▸ **MATERIAL TO PROCESS**:
-----

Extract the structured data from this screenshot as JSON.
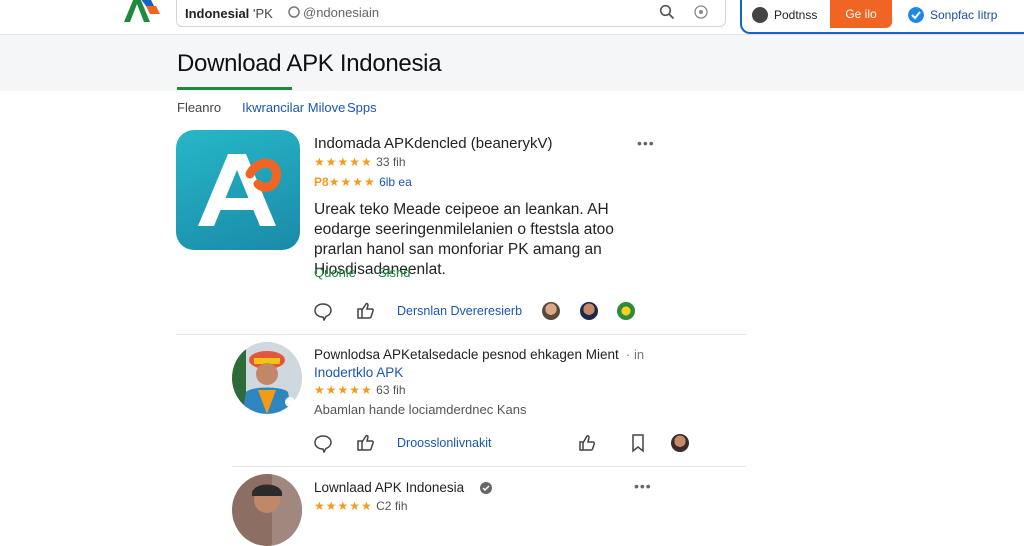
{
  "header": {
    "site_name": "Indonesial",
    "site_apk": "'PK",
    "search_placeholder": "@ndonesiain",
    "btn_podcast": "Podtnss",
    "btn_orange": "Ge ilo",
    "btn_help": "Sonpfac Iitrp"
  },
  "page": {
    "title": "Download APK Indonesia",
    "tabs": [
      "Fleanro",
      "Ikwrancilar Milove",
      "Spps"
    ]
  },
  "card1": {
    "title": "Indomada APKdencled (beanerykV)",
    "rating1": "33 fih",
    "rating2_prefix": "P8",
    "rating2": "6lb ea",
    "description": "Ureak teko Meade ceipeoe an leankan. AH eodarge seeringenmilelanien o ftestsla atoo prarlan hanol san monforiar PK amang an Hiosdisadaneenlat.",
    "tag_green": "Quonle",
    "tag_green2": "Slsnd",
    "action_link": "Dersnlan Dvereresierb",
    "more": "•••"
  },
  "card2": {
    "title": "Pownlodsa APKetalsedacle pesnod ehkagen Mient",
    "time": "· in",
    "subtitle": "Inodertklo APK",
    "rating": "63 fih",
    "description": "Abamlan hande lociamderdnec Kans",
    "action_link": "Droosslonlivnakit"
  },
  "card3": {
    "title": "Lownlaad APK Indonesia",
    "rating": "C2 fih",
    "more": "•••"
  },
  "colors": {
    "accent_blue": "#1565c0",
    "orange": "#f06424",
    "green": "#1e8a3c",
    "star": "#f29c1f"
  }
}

-----

Do not copy the pictures, but repeat every line exactly.

Extract the structured data from this screenshot as JSON.
{
  "header": {
    "site_name": "Indonesial",
    "site_apk": "'PK",
    "search_placeholder": "@ndonesiain",
    "btn_podcast": "Podtnss",
    "btn_orange": "Ge ilo",
    "btn_help": "Sonpfac Iitrp"
  },
  "page": {
    "title": "Download APK Indonesia",
    "tabs": [
      "Fleanro",
      "Ikwrancilar Milove",
      "Spps"
    ]
  },
  "card1": {
    "title": "Indomada APKdencled (beanerykV)",
    "rating1": "33 fih",
    "rating2_prefix": "P8",
    "rating2": "6lb ea",
    "description": "Ureak teko Meade ceipeoe an leankan. AH eodarge seeringenmilelanien o ftestsla atoo prarlan hanol san monforiar PK amang an Hiosdisadaneenlat.",
    "tag_green": "Quonle",
    "tag_green2": "Slsnd",
    "action_link": "Dersnlan Dvereresierb",
    "more": "•••"
  },
  "card2": {
    "title": "Pownlodsa APKetalsedacle pesnod ehkagen Mient",
    "time": "· in",
    "subtitle": "Inodertklo APK",
    "rating": "63 fih",
    "description": "Abamlan hande lociamderdnec Kans",
    "action_link": "Droosslonlivnakit"
  },
  "card3": {
    "title": "Lownlaad APK Indonesia",
    "rating": "C2 fih",
    "more": "•••"
  },
  "colors": {
    "accent_blue": "#1565c0",
    "orange": "#f06424",
    "green": "#1e8a3c",
    "star": "#f29c1f"
  }
}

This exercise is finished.